What to produce:
Find every line in the records below that holds the word "边缘厚的叫凹透镜", and copy each one.

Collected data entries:

○ ○ ○

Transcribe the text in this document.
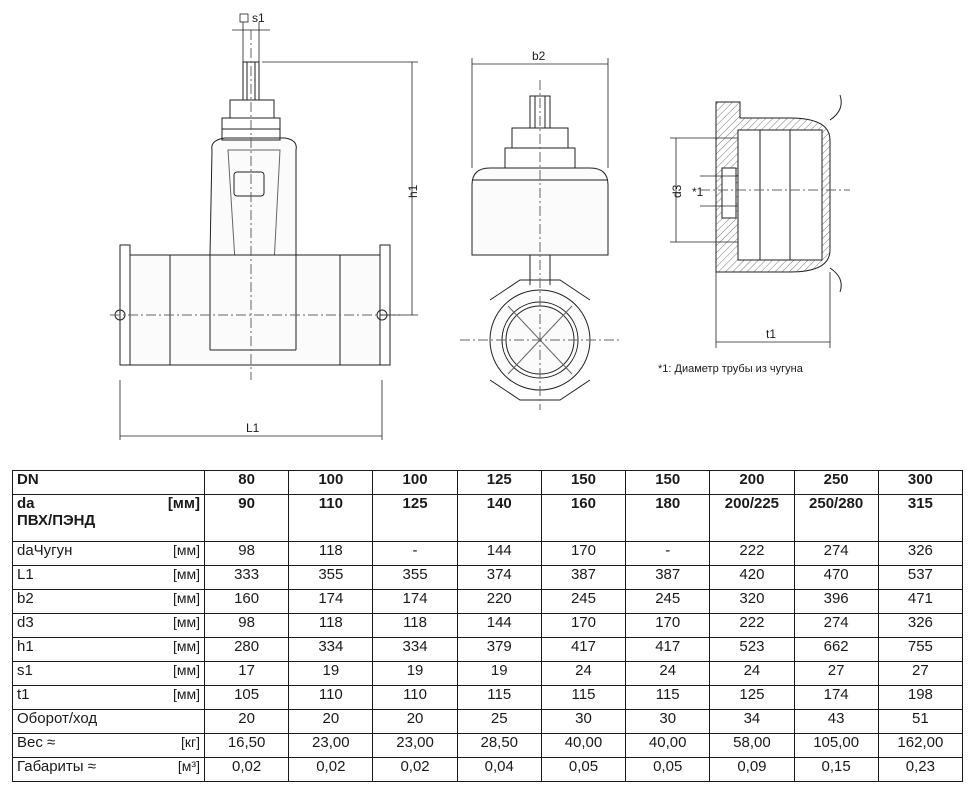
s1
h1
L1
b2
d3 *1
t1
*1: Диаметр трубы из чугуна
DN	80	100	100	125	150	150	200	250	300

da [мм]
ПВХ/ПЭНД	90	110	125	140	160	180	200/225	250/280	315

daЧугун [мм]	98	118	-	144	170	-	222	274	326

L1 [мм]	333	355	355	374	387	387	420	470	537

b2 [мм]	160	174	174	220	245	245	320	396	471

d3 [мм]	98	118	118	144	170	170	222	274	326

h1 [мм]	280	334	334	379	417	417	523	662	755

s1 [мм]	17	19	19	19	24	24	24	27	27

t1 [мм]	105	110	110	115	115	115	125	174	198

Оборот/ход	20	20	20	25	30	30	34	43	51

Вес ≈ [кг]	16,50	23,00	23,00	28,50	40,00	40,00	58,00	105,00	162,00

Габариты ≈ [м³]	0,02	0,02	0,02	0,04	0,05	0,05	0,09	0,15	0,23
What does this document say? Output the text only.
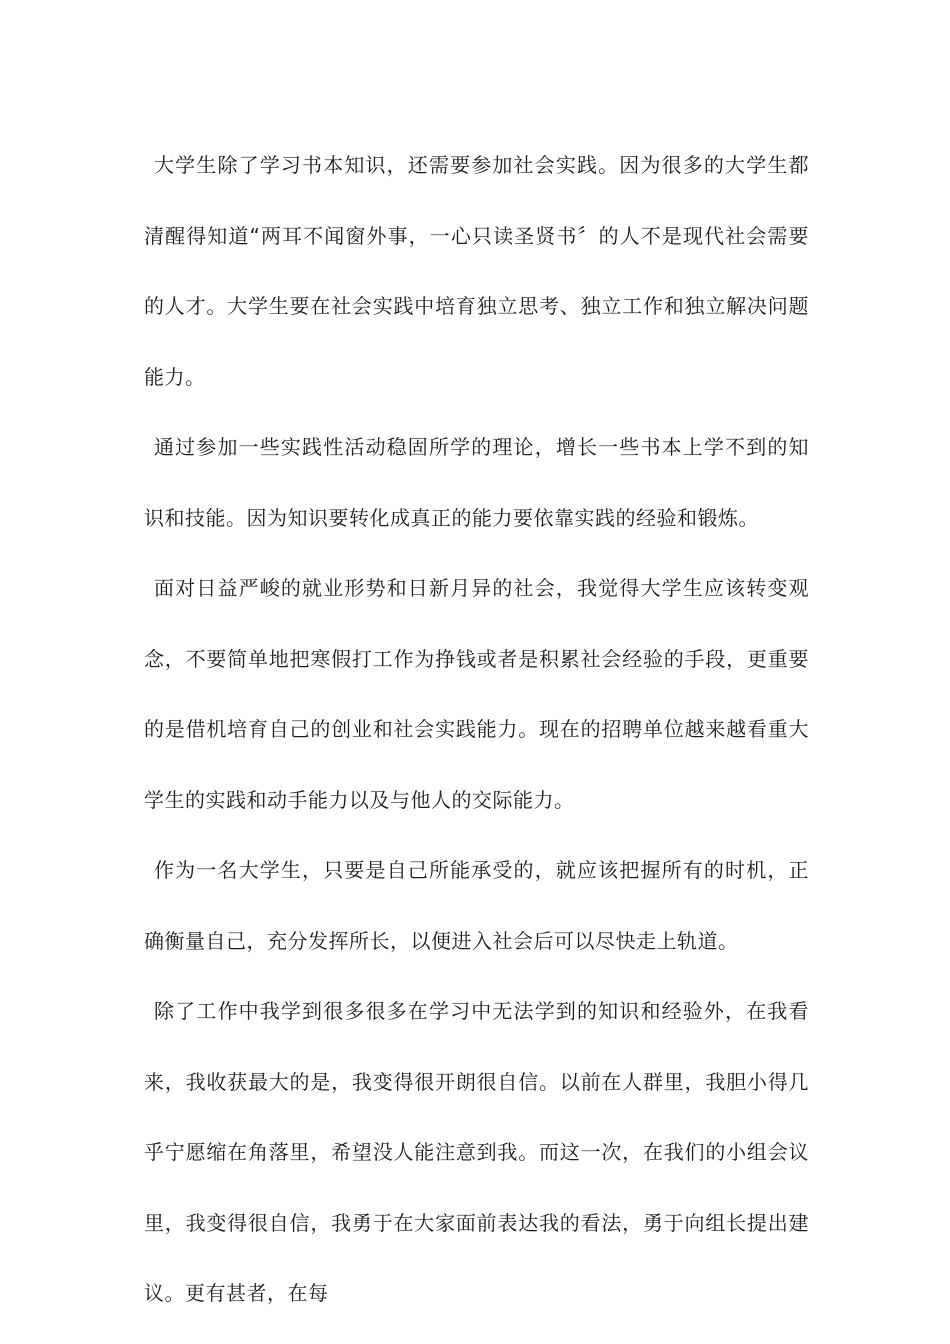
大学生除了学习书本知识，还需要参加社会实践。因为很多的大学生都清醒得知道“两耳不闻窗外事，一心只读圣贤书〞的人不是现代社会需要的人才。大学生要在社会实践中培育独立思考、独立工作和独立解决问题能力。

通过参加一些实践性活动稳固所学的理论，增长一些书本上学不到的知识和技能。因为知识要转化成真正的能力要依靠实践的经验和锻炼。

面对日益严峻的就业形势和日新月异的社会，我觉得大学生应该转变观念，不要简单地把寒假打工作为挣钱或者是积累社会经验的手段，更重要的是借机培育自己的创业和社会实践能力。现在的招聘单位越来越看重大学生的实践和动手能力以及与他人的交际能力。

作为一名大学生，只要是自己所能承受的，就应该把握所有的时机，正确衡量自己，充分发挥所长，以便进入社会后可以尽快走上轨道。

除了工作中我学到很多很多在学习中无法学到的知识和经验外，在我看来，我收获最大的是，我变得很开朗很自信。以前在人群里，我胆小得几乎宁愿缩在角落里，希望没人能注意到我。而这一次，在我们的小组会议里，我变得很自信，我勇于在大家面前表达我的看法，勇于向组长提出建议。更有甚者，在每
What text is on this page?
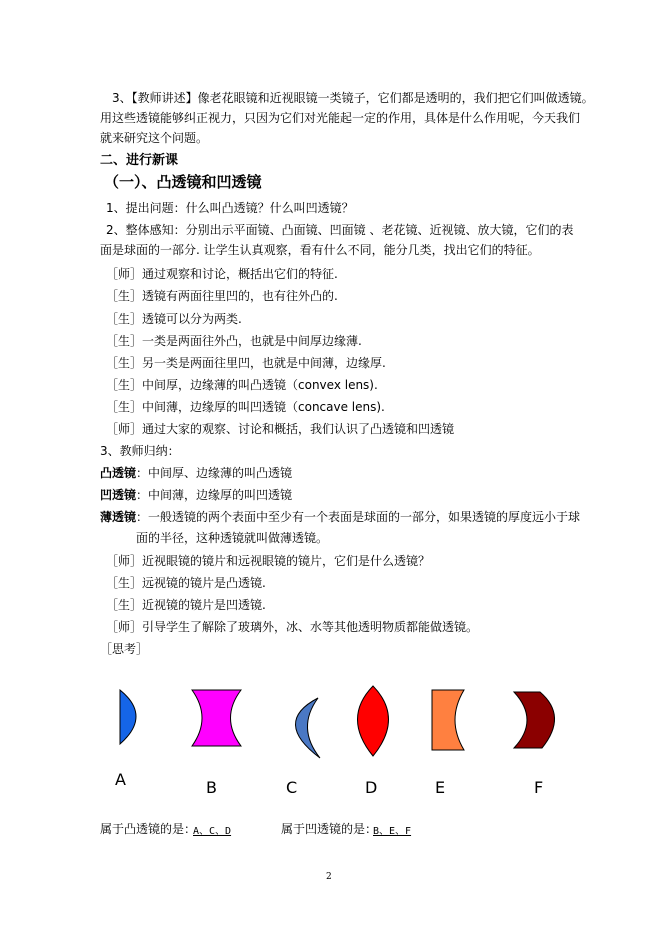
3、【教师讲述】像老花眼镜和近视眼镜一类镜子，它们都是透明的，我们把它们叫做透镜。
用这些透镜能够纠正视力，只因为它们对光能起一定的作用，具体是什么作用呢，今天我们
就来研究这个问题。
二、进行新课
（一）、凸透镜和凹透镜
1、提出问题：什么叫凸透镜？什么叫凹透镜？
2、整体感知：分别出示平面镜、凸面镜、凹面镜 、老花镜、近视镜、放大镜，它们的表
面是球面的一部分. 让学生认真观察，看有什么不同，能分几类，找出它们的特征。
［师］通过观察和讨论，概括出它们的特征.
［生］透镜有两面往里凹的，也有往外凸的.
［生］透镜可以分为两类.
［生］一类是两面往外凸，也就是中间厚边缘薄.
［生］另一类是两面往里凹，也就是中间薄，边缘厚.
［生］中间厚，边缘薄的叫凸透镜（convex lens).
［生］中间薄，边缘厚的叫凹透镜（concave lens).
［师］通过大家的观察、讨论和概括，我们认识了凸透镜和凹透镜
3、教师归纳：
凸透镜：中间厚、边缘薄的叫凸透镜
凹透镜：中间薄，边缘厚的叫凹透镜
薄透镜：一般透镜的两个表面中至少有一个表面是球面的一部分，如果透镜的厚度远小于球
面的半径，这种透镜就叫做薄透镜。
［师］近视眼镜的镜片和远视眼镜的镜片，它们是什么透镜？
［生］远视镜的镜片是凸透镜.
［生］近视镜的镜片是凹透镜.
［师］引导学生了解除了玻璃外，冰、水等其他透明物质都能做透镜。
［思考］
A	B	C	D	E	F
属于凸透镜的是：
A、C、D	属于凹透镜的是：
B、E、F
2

○ ○ ○

Reply to the task:
［生］中间薄，边缘厚的叫凹透镜（concave lens).
凹透镜：中间薄，边缘厚的叫凹透镜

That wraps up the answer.